§ **Set task**
Go through the material below and count the lines with the string "alle"; the number is the whole answer.

§ **Excerpted records**
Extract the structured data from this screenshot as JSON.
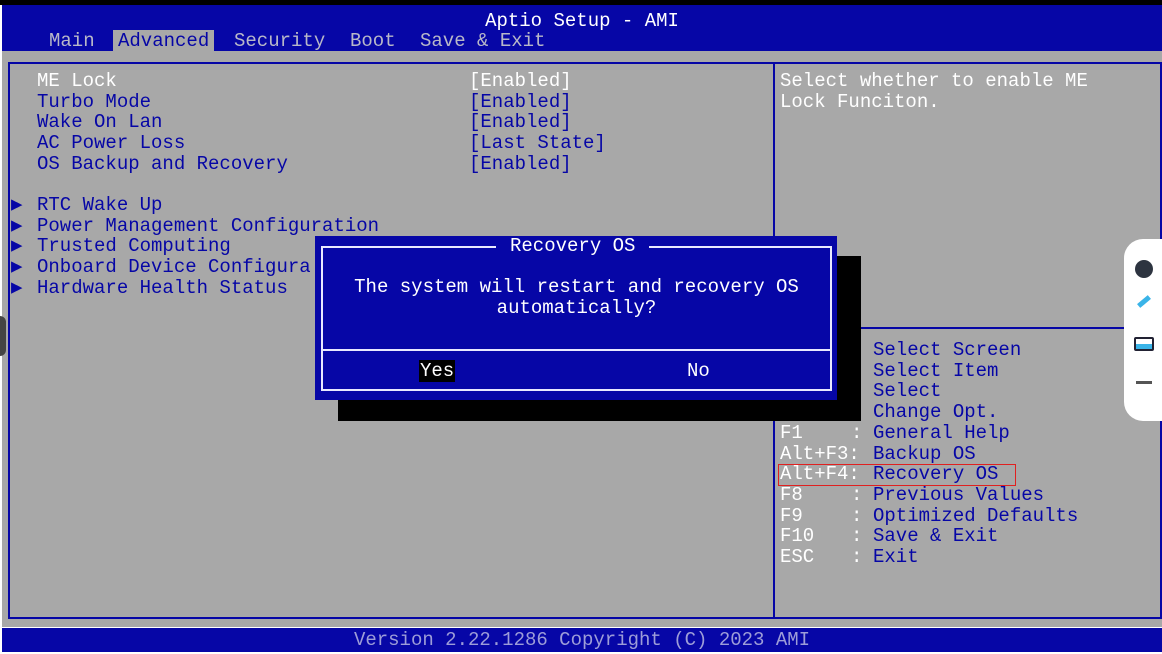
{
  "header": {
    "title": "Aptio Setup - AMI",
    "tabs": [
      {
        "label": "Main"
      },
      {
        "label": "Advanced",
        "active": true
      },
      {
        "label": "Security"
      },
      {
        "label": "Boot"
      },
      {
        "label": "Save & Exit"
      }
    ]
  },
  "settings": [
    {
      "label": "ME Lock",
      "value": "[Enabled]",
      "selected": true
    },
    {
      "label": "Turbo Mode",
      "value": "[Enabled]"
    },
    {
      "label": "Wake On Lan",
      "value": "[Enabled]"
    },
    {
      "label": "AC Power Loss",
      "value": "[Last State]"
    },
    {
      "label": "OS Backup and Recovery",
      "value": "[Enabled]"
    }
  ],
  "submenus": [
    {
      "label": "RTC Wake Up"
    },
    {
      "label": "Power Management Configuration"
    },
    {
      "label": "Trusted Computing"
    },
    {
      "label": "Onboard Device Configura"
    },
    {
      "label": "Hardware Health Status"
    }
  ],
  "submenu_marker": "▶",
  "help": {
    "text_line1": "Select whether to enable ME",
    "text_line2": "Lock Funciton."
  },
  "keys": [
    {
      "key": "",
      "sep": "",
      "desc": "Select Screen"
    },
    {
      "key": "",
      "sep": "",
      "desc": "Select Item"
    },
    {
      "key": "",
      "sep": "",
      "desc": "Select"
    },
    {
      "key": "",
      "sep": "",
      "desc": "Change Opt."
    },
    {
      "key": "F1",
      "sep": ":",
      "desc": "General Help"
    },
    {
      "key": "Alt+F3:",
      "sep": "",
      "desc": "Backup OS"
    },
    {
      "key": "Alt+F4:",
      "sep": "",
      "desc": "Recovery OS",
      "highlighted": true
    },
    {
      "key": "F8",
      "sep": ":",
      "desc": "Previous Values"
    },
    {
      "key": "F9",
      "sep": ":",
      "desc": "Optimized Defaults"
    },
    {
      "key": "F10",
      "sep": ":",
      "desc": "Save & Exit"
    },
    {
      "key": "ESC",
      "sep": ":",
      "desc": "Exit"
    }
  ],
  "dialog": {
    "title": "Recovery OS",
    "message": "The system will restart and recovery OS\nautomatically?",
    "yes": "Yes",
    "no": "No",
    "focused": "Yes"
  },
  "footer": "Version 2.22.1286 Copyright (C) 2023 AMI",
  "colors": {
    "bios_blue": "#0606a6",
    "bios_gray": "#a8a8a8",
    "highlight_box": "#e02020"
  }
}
...
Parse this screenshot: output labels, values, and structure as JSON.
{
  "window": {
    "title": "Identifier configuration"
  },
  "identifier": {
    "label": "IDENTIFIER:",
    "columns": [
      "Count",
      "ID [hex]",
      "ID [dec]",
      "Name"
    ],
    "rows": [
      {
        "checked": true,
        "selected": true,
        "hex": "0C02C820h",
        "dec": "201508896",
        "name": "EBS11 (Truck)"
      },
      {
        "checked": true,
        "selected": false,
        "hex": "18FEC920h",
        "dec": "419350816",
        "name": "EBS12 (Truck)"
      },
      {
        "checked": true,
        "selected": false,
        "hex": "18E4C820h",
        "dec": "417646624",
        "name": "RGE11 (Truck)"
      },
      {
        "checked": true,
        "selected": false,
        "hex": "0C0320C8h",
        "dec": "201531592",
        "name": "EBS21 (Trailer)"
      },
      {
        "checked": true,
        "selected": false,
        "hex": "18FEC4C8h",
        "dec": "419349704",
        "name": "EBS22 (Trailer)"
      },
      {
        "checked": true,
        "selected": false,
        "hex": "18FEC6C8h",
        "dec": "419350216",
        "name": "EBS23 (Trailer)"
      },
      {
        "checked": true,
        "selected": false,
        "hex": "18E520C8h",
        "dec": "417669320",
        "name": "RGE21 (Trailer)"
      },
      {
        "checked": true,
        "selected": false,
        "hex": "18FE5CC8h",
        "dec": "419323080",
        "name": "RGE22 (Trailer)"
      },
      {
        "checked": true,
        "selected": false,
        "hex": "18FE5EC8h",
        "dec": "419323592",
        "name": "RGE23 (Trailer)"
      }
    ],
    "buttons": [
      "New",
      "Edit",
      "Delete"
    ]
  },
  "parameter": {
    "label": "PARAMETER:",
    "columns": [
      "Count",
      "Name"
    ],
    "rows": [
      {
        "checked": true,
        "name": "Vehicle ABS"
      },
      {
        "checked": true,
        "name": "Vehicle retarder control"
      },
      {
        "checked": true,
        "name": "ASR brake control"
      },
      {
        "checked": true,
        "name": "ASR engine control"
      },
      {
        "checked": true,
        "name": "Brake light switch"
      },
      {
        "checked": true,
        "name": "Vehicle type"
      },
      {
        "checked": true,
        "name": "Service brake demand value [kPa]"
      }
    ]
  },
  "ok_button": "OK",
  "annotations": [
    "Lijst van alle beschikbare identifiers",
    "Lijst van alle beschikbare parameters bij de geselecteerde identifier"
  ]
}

§ **Correct response**
2